• What you are asked to do: Select all lines in the records that include "Displacement".

• Records from a collection:
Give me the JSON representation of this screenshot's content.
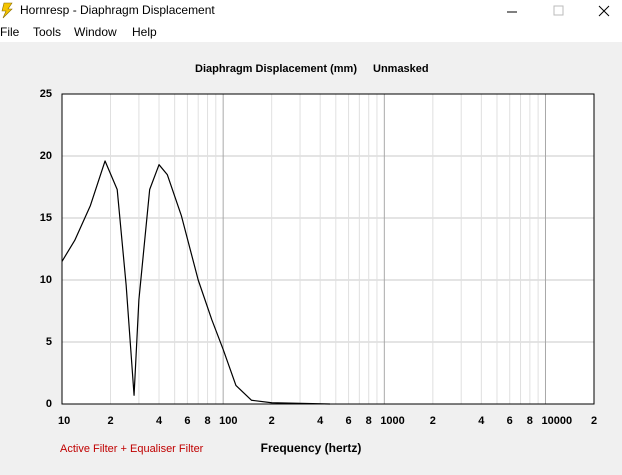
{
  "window": {
    "title": "Hornresp - Diaphragm Displacement"
  },
  "menu": [
    "File",
    "Tools",
    "Window",
    "Help"
  ],
  "filter_note": "Active Filter + Equaliser Filter",
  "chart_data": {
    "type": "line",
    "title": "Diaphragm Displacement (mm)",
    "subtitle": "Unmasked",
    "x_label": "Frequency (hertz)",
    "xscale": "log",
    "xlim": [
      10,
      20000
    ],
    "ylim": [
      0,
      25
    ],
    "yticks": [
      0,
      5,
      10,
      15,
      20,
      25
    ],
    "xticks": [
      10,
      {
        "value": 20,
        "label": "2"
      },
      {
        "value": 40,
        "label": "4"
      },
      {
        "value": 60,
        "label": "6"
      },
      {
        "value": 80,
        "label": "8"
      },
      100,
      {
        "value": 200,
        "label": "2"
      },
      {
        "value": 400,
        "label": "4"
      },
      {
        "value": 600,
        "label": "6"
      },
      {
        "value": 800,
        "label": "8"
      },
      1000,
      {
        "value": 2000,
        "label": "2"
      },
      {
        "value": 4000,
        "label": "4"
      },
      {
        "value": 6000,
        "label": "6"
      },
      {
        "value": 8000,
        "label": "8"
      },
      10000,
      {
        "value": 20000,
        "label": "2"
      }
    ],
    "xgrid": [
      30,
      50,
      70,
      90,
      300,
      500,
      700,
      900,
      3000,
      5000,
      7000,
      9000
    ],
    "grid": true,
    "series": [
      {
        "color": "#000000",
        "x": [
          10,
          12,
          15,
          18.5,
          22,
          25,
          28,
          30,
          35,
          40,
          45,
          55,
          70,
          85,
          100,
          120,
          150,
          200,
          460
        ],
        "values": [
          11.5,
          13.2,
          16,
          19.6,
          17.3,
          9.6,
          0.7,
          8.4,
          17.3,
          19.3,
          18.5,
          15.2,
          10,
          6.8,
          4.4,
          1.5,
          0.3,
          0.1,
          0
        ]
      }
    ]
  }
}
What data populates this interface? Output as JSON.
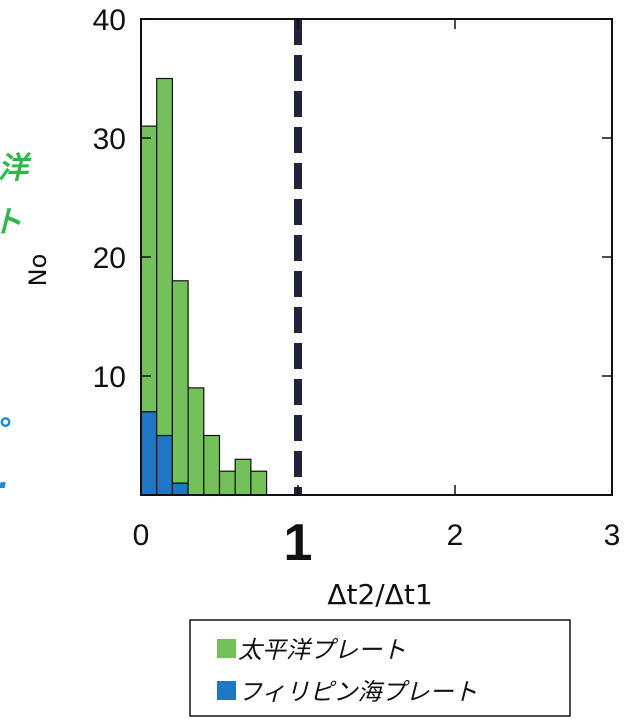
{
  "chart_data": {
    "type": "bar",
    "stacked": true,
    "xlabel": "Δt2/Δt1",
    "ylabel": "No",
    "xlim": [
      0,
      3
    ],
    "ylim": [
      0,
      40
    ],
    "xticks": [
      "0",
      "1",
      "2",
      "3"
    ],
    "yticks": [
      "10",
      "20",
      "30",
      "40"
    ],
    "bin_width": 0.1,
    "bin_starts": [
      0.0,
      0.1,
      0.2,
      0.3,
      0.4,
      0.5,
      0.6,
      0.7
    ],
    "series": [
      {
        "name": "フィリピン海プレート",
        "color": "#1f77c4",
        "values": [
          7,
          5,
          1,
          0,
          0,
          0,
          0,
          0
        ]
      },
      {
        "name": "太平洋プレート",
        "color": "#74c05a",
        "values": [
          24,
          30,
          17,
          9,
          5,
          2,
          3,
          2
        ]
      }
    ],
    "reference_line": {
      "x": 1,
      "style": "dashed",
      "color": "#22223a"
    },
    "grid": false,
    "legend": "bottom"
  },
  "side_labels": {
    "top": {
      "text": "洋\nト",
      "color": "#2db84a"
    },
    "bottom": {
      "text": "°\n.",
      "color": "#1f8ad0"
    }
  }
}
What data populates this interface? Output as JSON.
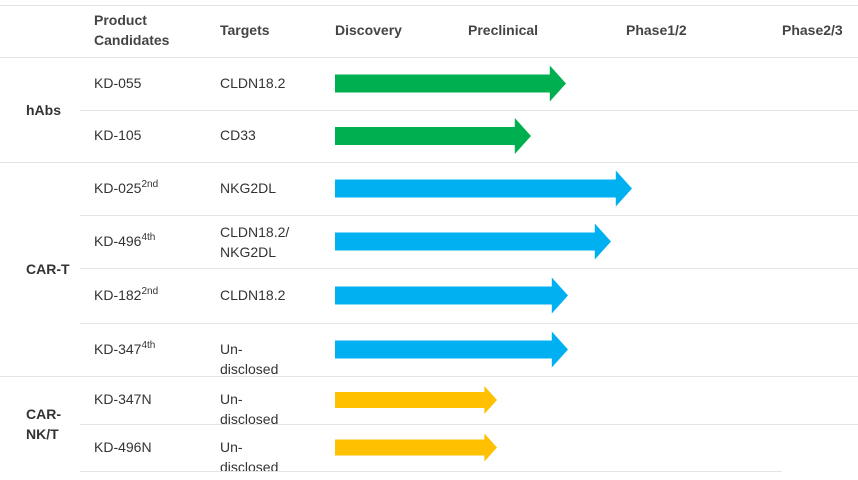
{
  "header": {
    "group": "",
    "product": "Product Candidates",
    "targets": "Targets",
    "stages": [
      "Discovery",
      "Preclinical",
      "Phase1/2",
      "Phase2/3"
    ]
  },
  "groups": [
    {
      "label": "hAbs",
      "rows": [
        {
          "product": "KD-055",
          "sup": null,
          "targets": "CLDN18.2"
        },
        {
          "product": "KD-105",
          "sup": null,
          "targets": "CD33"
        }
      ]
    },
    {
      "label": "CAR-T",
      "rows": [
        {
          "product": "KD-025",
          "sup": "2nd",
          "targets": "NKG2DL"
        },
        {
          "product": "KD-496",
          "sup": "4th",
          "targets": "CLDN18.2/ NKG2DL"
        },
        {
          "product": "KD-182",
          "sup": "2nd",
          "targets": "CLDN18.2"
        },
        {
          "product": "KD-347",
          "sup": "4th",
          "targets": "Un-disclosed"
        }
      ]
    },
    {
      "label": "CAR-NK/T",
      "rows": [
        {
          "product": "KD-347N",
          "sup": null,
          "targets": "Un-disclosed"
        },
        {
          "product": "KD-496N",
          "sup": null,
          "targets": "Un-disclosed"
        }
      ]
    }
  ]
}
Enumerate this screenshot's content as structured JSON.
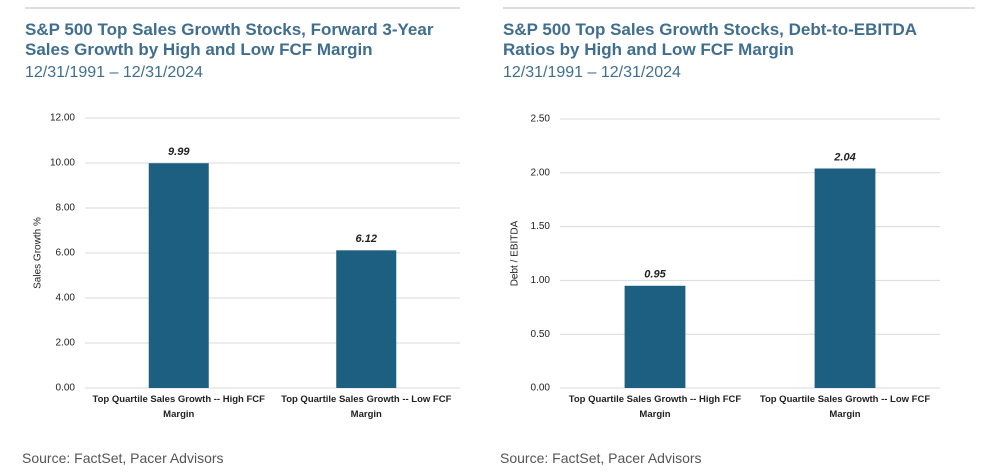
{
  "chart_data": [
    {
      "type": "bar",
      "title": "S&P 500 Top Sales Growth Stocks, Forward 3-Year Sales Growth by High and Low FCF Margin",
      "subtitle": "12/31/1991 – 12/31/2024",
      "y_label": "Sales Growth %",
      "categories": [
        "Top Quartile Sales Growth -- High FCF Margin",
        "Top Quartile Sales Growth -- Low FCF Margin"
      ],
      "values": [
        9.99,
        6.12
      ],
      "color": "#1c5f80",
      "ylim": [
        0,
        12
      ],
      "yticks": [
        {
          "value": 0,
          "label": "0.00"
        },
        {
          "value": 2,
          "label": "2.00"
        },
        {
          "value": 4,
          "label": "4.00"
        },
        {
          "value": 6,
          "label": "6.00"
        },
        {
          "value": 8,
          "label": "8.00"
        },
        {
          "value": 10,
          "label": "10.00"
        },
        {
          "value": 12,
          "label": "12.00"
        }
      ],
      "grid": true,
      "source": "Source: FactSet, Pacer Advisors"
    },
    {
      "type": "bar",
      "title": "S&P 500 Top Sales Growth Stocks, Debt-to-EBITDA Ratios by High and Low FCF Margin",
      "subtitle": "12/31/1991 – 12/31/2024",
      "y_label": "Debt / EBITDA",
      "categories": [
        "Top Quartile Sales Growth -- High FCF Margin",
        "Top Quartile Sales Growth -- Low FCF Margin"
      ],
      "values": [
        0.95,
        2.04
      ],
      "color": "#1c5f80",
      "ylim": [
        0,
        2.5
      ],
      "yticks": [
        {
          "value": 0,
          "label": "0.00"
        },
        {
          "value": 0.5,
          "label": "0.50"
        },
        {
          "value": 1,
          "label": "1.00"
        },
        {
          "value": 1.5,
          "label": "1.50"
        },
        {
          "value": 2,
          "label": "2.00"
        },
        {
          "value": 2.5,
          "label": "2.50"
        }
      ],
      "grid": true,
      "source": "Source: FactSet, Pacer Advisors"
    }
  ]
}
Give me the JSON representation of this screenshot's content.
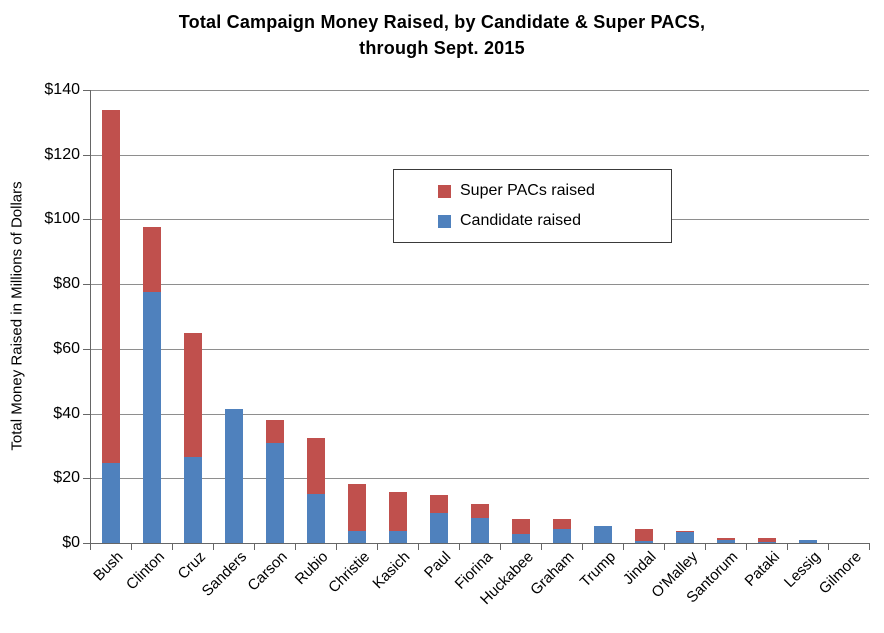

• Reply to the exercise:
    "title": "Hornresp - Diaphragm Displacement"
    "title": "Diaphragm Displacement (mm)",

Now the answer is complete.